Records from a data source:
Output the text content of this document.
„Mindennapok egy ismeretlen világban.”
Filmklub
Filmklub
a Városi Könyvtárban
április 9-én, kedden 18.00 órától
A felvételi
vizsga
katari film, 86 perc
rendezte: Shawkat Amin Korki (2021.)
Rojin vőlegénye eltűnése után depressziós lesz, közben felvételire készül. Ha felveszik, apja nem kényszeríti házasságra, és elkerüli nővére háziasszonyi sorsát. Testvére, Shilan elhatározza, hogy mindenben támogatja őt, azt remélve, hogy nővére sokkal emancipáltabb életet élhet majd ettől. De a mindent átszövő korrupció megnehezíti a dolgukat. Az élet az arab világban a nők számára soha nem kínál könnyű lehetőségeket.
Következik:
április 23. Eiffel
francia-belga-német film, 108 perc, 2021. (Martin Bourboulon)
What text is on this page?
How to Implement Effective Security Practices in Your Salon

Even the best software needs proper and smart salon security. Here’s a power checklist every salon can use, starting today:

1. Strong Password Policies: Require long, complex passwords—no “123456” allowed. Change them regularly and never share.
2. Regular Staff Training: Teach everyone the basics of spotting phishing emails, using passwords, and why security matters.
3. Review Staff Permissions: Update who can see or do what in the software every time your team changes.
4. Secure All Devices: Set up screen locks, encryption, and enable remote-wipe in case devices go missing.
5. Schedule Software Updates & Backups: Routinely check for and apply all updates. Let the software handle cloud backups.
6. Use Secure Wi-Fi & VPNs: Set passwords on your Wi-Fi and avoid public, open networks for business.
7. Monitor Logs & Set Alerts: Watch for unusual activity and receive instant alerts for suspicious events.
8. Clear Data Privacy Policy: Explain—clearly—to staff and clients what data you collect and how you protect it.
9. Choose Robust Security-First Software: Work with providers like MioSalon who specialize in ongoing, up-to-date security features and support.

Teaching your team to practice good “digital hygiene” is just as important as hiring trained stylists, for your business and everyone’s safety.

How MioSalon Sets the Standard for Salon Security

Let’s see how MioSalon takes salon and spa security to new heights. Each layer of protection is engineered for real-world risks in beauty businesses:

EXERCISE:
Copy out every line of the material above that mentions the word "perc".

SOLUTION TO THIS PROBLEM:
katari film, 86 perc
francia-belga-német film, 108 perc, 2021. (Martin Bourboulon)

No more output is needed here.